*TASK GOAL:*
The records below must be retyped exactly.

Stored dataset items
Start
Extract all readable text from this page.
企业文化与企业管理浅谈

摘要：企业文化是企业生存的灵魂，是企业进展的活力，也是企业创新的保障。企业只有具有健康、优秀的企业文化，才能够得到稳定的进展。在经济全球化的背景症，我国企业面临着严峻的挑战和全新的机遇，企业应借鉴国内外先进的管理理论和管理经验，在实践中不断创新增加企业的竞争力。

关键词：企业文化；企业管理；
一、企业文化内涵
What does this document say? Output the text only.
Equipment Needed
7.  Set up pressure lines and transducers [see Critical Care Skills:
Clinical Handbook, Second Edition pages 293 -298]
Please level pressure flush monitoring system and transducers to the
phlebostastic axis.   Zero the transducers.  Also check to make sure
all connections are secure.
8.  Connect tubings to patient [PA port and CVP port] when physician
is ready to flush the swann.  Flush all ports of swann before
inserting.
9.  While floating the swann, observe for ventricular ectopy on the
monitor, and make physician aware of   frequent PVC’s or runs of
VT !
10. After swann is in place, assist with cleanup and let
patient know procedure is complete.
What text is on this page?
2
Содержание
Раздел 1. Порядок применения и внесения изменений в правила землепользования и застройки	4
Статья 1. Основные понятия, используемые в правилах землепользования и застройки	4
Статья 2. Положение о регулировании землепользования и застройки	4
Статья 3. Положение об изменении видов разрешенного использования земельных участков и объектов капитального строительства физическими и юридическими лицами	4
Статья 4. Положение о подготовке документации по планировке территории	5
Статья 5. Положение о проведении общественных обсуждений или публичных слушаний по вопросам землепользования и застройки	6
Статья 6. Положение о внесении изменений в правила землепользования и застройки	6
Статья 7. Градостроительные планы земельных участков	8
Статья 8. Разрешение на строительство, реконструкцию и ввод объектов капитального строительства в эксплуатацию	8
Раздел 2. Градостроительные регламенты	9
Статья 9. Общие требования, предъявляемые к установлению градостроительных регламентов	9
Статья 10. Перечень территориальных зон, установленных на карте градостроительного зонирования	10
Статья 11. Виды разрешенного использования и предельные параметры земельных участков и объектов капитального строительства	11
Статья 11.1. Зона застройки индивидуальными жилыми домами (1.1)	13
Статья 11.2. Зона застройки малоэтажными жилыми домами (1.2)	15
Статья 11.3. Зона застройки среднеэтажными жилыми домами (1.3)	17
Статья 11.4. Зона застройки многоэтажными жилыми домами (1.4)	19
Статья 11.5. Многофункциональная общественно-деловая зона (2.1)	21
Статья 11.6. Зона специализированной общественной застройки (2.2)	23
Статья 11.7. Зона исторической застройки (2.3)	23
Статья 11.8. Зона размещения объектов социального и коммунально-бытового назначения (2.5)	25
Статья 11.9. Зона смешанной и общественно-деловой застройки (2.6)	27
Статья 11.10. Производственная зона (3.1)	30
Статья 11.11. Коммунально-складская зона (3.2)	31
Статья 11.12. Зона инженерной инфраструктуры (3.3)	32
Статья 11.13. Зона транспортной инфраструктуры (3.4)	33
End
*TASK OUTPUT:*
Extract all readable text from this page.
企业文化与企业管理浅谈

摘要：企业文化是企业生存的灵魂，是企业进展的活力，也是企业创新的保障。企业只有具有健康、优秀的企业文化，才能够得到稳定的进展。在经济全球化的背景症，我国企业面临着严峻的挑战和全新的机遇，企业应借鉴国内外先进的管理理论和管理经验，在实践中不断创新增加企业的竞争力。

关键词：企业文化；企业管理；
一、企业文化内涵
What does this document say? Output the text only.
Equipment Needed
7.  Set up pressure lines and transducers [see Critical Care Skills:
Clinical Handbook, Second Edition pages 293 -298]
Please level pressure flush monitoring system and transducers to the
phlebostastic axis.   Zero the transducers.  Also check to make sure
all connections are secure.
8.  Connect tubings to patient [PA port and CVP port] when physician
is ready to flush the swann.  Flush all ports of swann before
inserting.
9.  While floating the swann, observe for ventricular ectopy on the
monitor, and make physician aware of   frequent PVC’s or runs of
VT !
10. After swann is in place, assist with cleanup and let
patient know procedure is complete.
What text is on this page?
2
Содержание
Раздел 1. Порядок применения и внесения изменений в правила землепользования и застройки	4
Статья 1. Основные понятия, используемые в правилах землепользования и застройки	4
Статья 2. Положение о регулировании землепользования и застройки	4
Статья 3. Положение об изменении видов разрешенного использования земельных участков и объектов капитального строительства физическими и юридическими лицами	4
Статья 4. Положение о подготовке документации по планировке территории	5
Статья 5. Положение о проведении общественных обсуждений или публичных слушаний по вопросам землепользования и застройки	6
Статья 6. Положение о внесении изменений в правила землепользования и застройки	6
Статья 7. Градостроительные планы земельных участков	8
Статья 8. Разрешение на строительство, реконструкцию и ввод объектов капитального строительства в эксплуатацию	8
Раздел 2. Градостроительные регламенты	9
Статья 9. Общие требования, предъявляемые к установлению градостроительных регламентов	9
Статья 10. Перечень территориальных зон, установленных на карте градостроительного зонирования	10
Статья 11. Виды разрешенного использования и предельные параметры земельных участков и объектов капитального строительства	11
Статья 11.1. Зона застройки индивидуальными жилыми домами (1.1)	13
Статья 11.2. Зона застройки малоэтажными жилыми домами (1.2)	15
Статья 11.3. Зона застройки среднеэтажными жилыми домами (1.3)	17
Статья 11.4. Зона застройки многоэтажными жилыми домами (1.4)	19
Статья 11.5. Многофункциональная общественно-деловая зона (2.1)	21
Статья 11.6. Зона специализированной общественной застройки (2.2)	23
Статья 11.7. Зона исторической застройки (2.3)	23
Статья 11.8. Зона размещения объектов социального и коммунально-бытового назначения (2.5)	25
Статья 11.9. Зона смешанной и общественно-деловой застройки (2.6)	27
Статья 11.10. Производственная зона (3.1)	30
Статья 11.11. Коммунально-складская зона (3.2)	31
Статья 11.12. Зона инженерной инфраструктуры (3.3)	32
Статья 11.13. Зона транспортной инфраструктуры (3.4)	33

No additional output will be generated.